• [STATED PROBLEM] Counting only lines that hold "kennen", give the total and nothing more.

::::::::::

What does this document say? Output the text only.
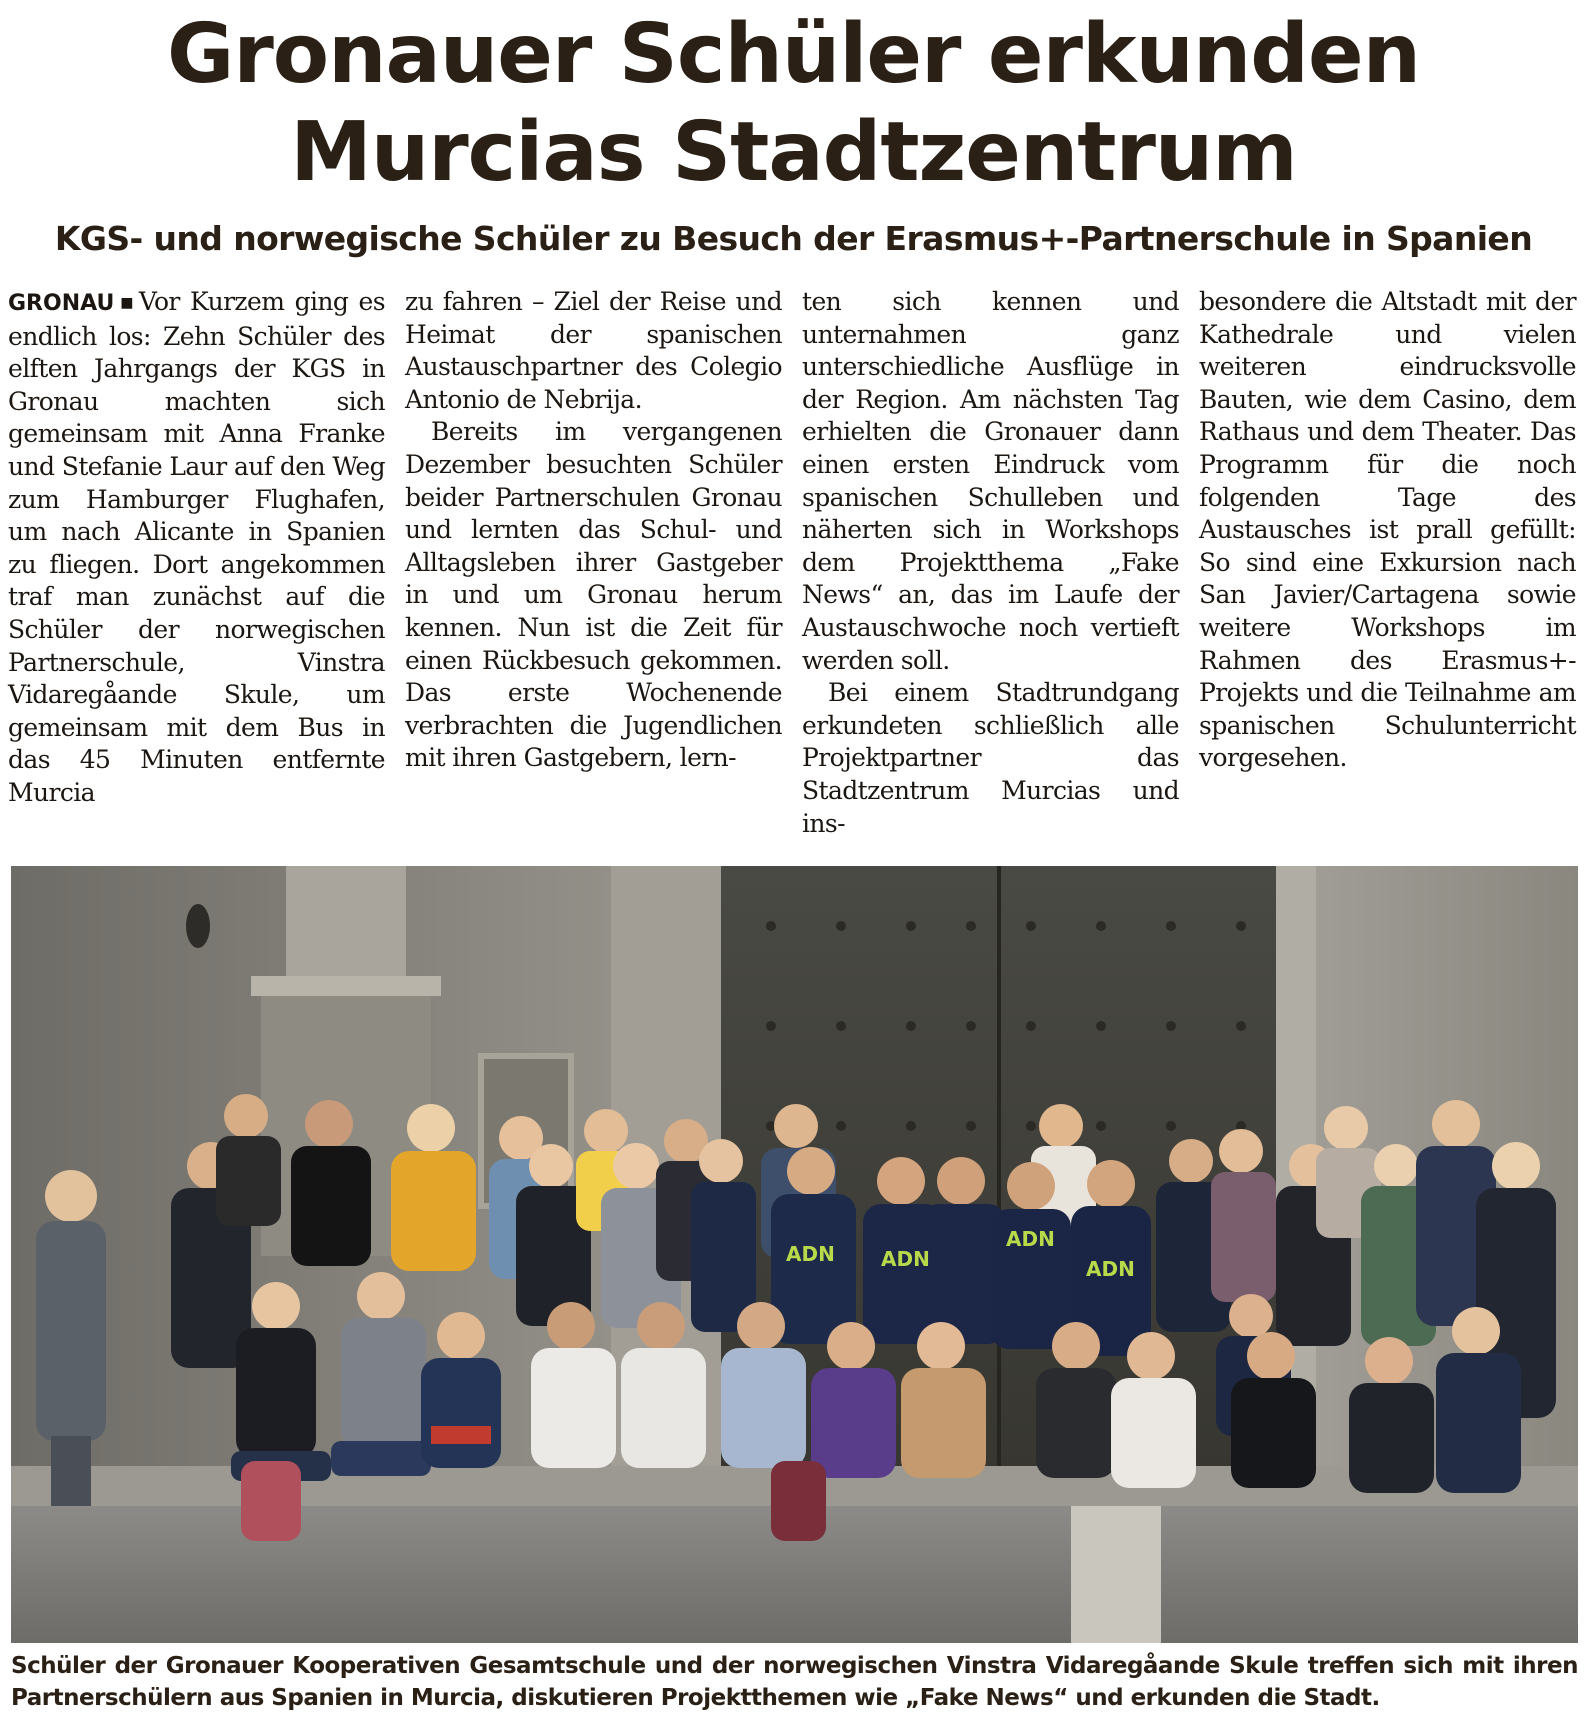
Gronauer Schüler erkunden
Murcias Stadtzentrum
KGS- und norwegische Schüler zu Besuch der Erasmus+-Partnerschule in Spanien

GRONAU ■ Vor Kurzem ging es endlich los: Zehn Schüler des elften Jahrgangs der KGS in Gronau machten sich gemeinsam mit Anna Franke und Stefanie Laur auf den Weg zum Hamburger Flughafen, um nach Alicante in Spanien zu fliegen. Dort angekommen traf man zunächst auf die Schüler der norwegischen Partnerschule, Vinstra Vidaregåande Skule, um gemeinsam mit dem Bus in das 45 Minuten entfernte Murcia

zu fahren – Ziel der Reise und Heimat der spanischen Austauschpartner des Colegio Antonio de Nebrija.

Bereits im vergangenen Dezember besuchten Schüler beider Partnerschulen Gronau und lernten das Schul- und Alltagsleben ihrer Gastgeber in und um Gronau herum kennen. Nun ist die Zeit für einen Rückbesuch gekommen. Das erste Wochenende verbrachten die Jugendlichen mit ihren Gastgebern, lern-

ten sich kennen und unternahmen ganz unterschiedliche Ausflüge in der Region. Am nächsten Tag erhielten die Gronauer dann einen ersten Eindruck vom spanischen Schulleben und näherten sich in Workshops dem Projektthema „Fake News“ an, das im Laufe der Austauschwoche noch vertieft werden soll.

Bei einem Stadtrundgang erkundeten schließlich alle Projektpartner das Stadtzentrum Murcias und ins-

besondere die Altstadt mit der Kathedrale und vielen weiteren eindrucksvolle Bauten, wie dem Casino, dem Rathaus und dem Theater. Das Programm für die noch folgenden Tage des Austausches ist prall gefüllt: So sind eine Exkursion nach San Javier/Cartagena sowie weitere Workshops im Rahmen des Erasmus+-Projekts und die Teilnahme am spanischen Schulunterricht vorgesehen.

ADN ADN
ADN
ADN

Schüler der Gronauer Kooperativen Gesamtschule und der norwegischen Vinstra Vidaregåande Skule treffen sich mit ihren Partnerschülern aus Spanien in Murcia, diskutieren Projektthemen wie „Fake News“ und erkunden die Stadt.
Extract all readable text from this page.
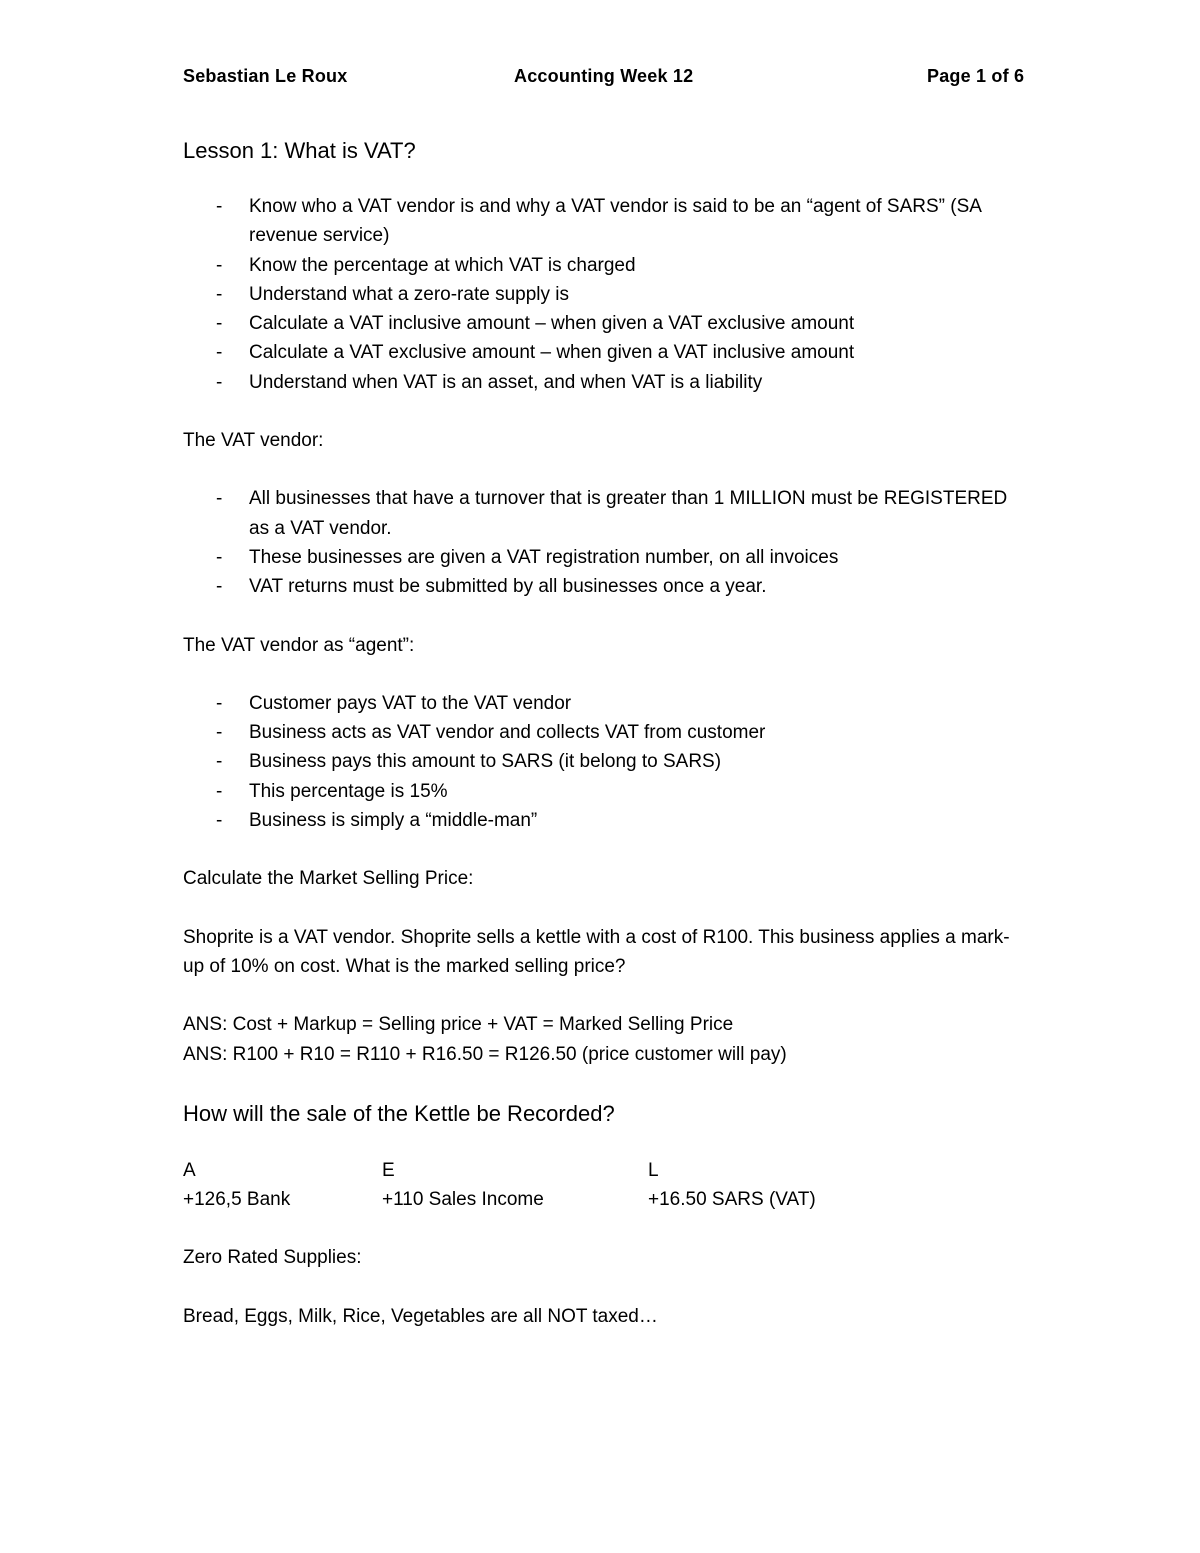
Sebastian Le Roux	Accounting Week 12	Page 1 of 6
Lesson 1: What is VAT?
- Know who a VAT vendor is and why a VAT vendor is said to be an “agent of SARS” (SA revenue service)
- Know the percentage at which VAT is charged
- Understand what a zero-rate supply is
- Calculate a VAT inclusive amount – when given a VAT exclusive amount
- Calculate a VAT exclusive amount – when given a VAT inclusive amount
- Understand when VAT is an asset, and when VAT is a liability
The VAT vendor:
- All businesses that have a turnover that is greater than 1 MILLION must be REGISTERED as a VAT vendor.
- These businesses are given a VAT registration number, on all invoices
- VAT returns must be submitted by all businesses once a year.
The VAT vendor as “agent”:
- Customer pays VAT to the VAT vendor
- Business acts as VAT vendor and collects VAT from customer
- Business pays this amount to SARS (it belong to SARS)
- This percentage is 15%
- Business is simply a “middle-man”
Calculate the Market Selling Price:
Shoprite is a VAT vendor. Shoprite sells a kettle with a cost of R100. This business applies a mark-up of 10% on cost. What is the marked selling price?
ANS: Cost + Markup = Selling price + VAT = Marked Selling Price
ANS: R100 + R10 = R110 + R16.50 = R126.50 (price customer will pay)
How will the sale of the Kettle be Recorded?
A	E	L
+126,5 Bank	+110 Sales Income	+16.50 SARS (VAT)
Zero Rated Supplies:
Bread, Eggs, Milk, Rice, Vegetables are all NOT taxed…
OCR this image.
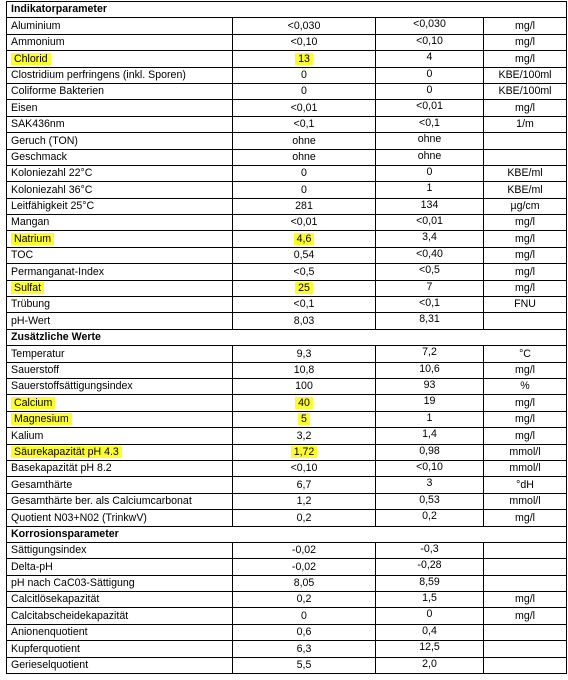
Indikatorparameter			
Aluminium	<0,030	<0,030	mg/l
Ammonium	<0,10	<0,10	mg/l
Chlorid	13	4	mg/l
Clostridium perfringens (inkl. Sporen)	0	0	KBE/100ml
Coliforme Bakterien	0	0	KBE/100ml
Eisen	<0,01	<0,01	mg/l
SAK436nm	<0,1	<0,1	1/m
Geruch (TON)	ohne	ohne	
Geschmack	ohne	ohne	
Koloniezahl 22°C	0	0	KBE/ml
Koloniezahl 36°C	0	1	KBE/ml
Leitfähigkeit 25°C	281	134	µg/cm
Mangan	<0,01	<0,01	mg/l
Natrium	4,6	3,4	mg/l
TOC	0,54	<0,40	mg/l
Permanganat-Index	<0,5	<0,5	mg/l
Sulfat	25	7	mg/l
Trübung	<0,1	<0,1	FNU
pH-Wert	8,03	8,31	
Zusätzliche Werte			
Temperatur	9,3	7,2	°C
Sauerstoff	10,8	10,6	mg/l
Sauerstoffsättigungsindex	100	93	%
Calcium	40	19	mg/l
Magnesium	5	1	mg/l
Kalium	3,2	1,4	mg/l
Säurekapazität pH 4.3	1,72	0,98	mmol/l
Basekapazität pH 8.2	<0,10	<0,10	mmol/l
Gesamthärte	6,7	3	°dH
Gesamthärte ber. als Calciumcarbonat	1,2	0,53	mmol/l
Quotient N03+N02 (TrinkwV)	0,2	0,2	mg/l
Korrosionsparameter			
Sättigungsindex	-0,02	-0,3	
Delta-pH	-0,02	-0,28	
pH nach CaC03-Sättigung	8,05	8,59	
Calcitlösekapazität	0,2	1,5	mg/l
Calcitabscheidekapazität	0	0	mg/l
Anionenquotient	0,6	0,4	
Kupferquotient	6,3	12,5	
Gerieselquotient	5,5	2,0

::::::::::

• [FINAL RESULT] 2